Stated problem →
Every line that holds the string "Effect" is to be identified and copied.

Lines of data
↓

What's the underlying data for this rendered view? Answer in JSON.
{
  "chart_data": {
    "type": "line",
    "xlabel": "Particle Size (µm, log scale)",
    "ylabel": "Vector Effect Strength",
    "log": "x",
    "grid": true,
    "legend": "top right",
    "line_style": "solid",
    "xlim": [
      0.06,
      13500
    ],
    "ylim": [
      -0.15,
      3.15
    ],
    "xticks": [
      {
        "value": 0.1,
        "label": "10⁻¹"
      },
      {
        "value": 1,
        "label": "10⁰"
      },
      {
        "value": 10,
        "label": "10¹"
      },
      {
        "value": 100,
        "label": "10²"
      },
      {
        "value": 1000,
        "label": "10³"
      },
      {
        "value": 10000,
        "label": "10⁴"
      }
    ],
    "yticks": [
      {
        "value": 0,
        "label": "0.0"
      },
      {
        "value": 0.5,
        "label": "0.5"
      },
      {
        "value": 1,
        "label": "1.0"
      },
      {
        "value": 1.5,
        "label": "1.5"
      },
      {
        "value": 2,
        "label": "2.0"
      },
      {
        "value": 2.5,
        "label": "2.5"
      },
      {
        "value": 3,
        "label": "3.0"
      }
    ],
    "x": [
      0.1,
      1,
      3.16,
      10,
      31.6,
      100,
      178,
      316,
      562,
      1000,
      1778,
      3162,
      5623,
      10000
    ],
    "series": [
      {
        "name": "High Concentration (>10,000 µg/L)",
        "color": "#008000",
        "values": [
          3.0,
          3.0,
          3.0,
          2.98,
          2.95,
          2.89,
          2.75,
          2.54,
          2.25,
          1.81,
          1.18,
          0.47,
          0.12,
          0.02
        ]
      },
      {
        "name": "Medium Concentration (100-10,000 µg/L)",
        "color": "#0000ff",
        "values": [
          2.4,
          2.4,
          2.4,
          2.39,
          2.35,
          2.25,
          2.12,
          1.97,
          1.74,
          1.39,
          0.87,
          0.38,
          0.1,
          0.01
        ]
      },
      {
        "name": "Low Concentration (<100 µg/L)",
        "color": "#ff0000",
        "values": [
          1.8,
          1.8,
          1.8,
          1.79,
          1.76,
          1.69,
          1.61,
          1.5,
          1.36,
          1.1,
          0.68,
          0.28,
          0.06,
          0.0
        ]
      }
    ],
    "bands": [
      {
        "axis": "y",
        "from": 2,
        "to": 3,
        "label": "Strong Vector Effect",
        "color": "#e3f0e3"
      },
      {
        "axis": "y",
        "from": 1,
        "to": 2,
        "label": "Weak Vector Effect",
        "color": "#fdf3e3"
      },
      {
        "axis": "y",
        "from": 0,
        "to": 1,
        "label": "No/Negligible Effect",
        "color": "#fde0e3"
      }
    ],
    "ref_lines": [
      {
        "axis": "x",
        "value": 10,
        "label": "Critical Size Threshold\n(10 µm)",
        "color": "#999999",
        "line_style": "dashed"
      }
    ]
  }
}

↑

Task output →
    "ylabel": "Vector Effect Strength",
        "label": "Strong Vector Effect",
        "label": "Weak Vector Effect",
        "label": "No/Negligible Effect",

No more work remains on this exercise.